WHAT YOU WILL DO = Take every line from the listing below that includes "Chiral" and copy it.

Data extracted from a collection =

======

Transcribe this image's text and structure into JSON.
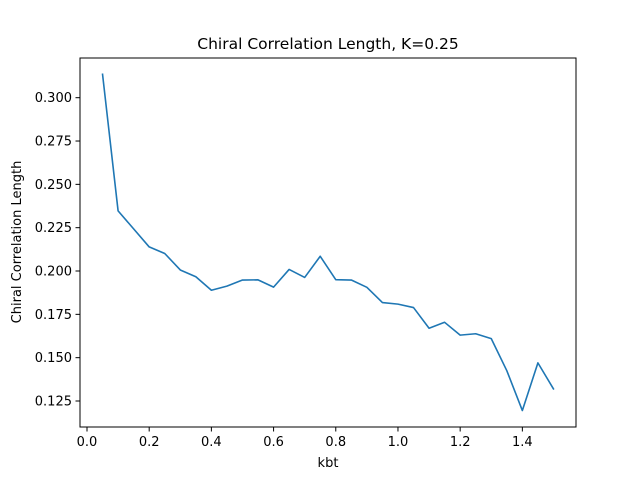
{
  "chart_data": {
    "type": "line",
    "title": "Chiral Correlation Length, K=0.25",
    "xlabel": "kbt",
    "ylabel": "Chiral Correlation Length",
    "xlim": [
      -0.0225,
      1.5725
    ],
    "ylim": [
      0.11,
      0.3229
    ],
    "x_ticks": [
      0.0,
      0.2,
      0.4,
      0.6,
      0.8,
      1.0,
      1.2,
      1.4
    ],
    "x_tick_labels": [
      "0.0",
      "0.2",
      "0.4",
      "0.6",
      "0.8",
      "1.0",
      "1.2",
      "1.4"
    ],
    "y_ticks": [
      0.125,
      0.15,
      0.175,
      0.2,
      0.225,
      0.25,
      0.275,
      0.3
    ],
    "y_tick_labels": [
      "0.125",
      "0.150",
      "0.175",
      "0.200",
      "0.225",
      "0.250",
      "0.275",
      "0.300"
    ],
    "grid": false,
    "series": [
      {
        "color": "#1f77b4",
        "x": [
          0.05,
          0.1,
          0.15,
          0.2,
          0.25,
          0.3,
          0.35,
          0.4,
          0.45,
          0.5,
          0.55,
          0.6,
          0.65,
          0.7,
          0.75,
          0.8,
          0.85,
          0.9,
          0.95,
          1.0,
          1.05,
          1.1,
          1.15,
          1.2,
          1.25,
          1.3,
          1.35,
          1.4,
          1.45,
          1.5
        ],
        "y": [
          0.3135,
          0.2347,
          0.2243,
          0.2139,
          0.2101,
          0.2006,
          0.1967,
          0.1889,
          0.1913,
          0.1948,
          0.1949,
          0.1907,
          0.2009,
          0.1963,
          0.2085,
          0.195,
          0.1948,
          0.1906,
          0.1818,
          0.1809,
          0.1789,
          0.167,
          0.1704,
          0.163,
          0.1638,
          0.161,
          0.1425,
          0.1195,
          0.147,
          0.132
        ]
      }
    ]
  }
}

======

THE RESULT =
    "title": "Chiral Correlation Length, K=0.25",
    "ylabel": "Chiral Correlation Length",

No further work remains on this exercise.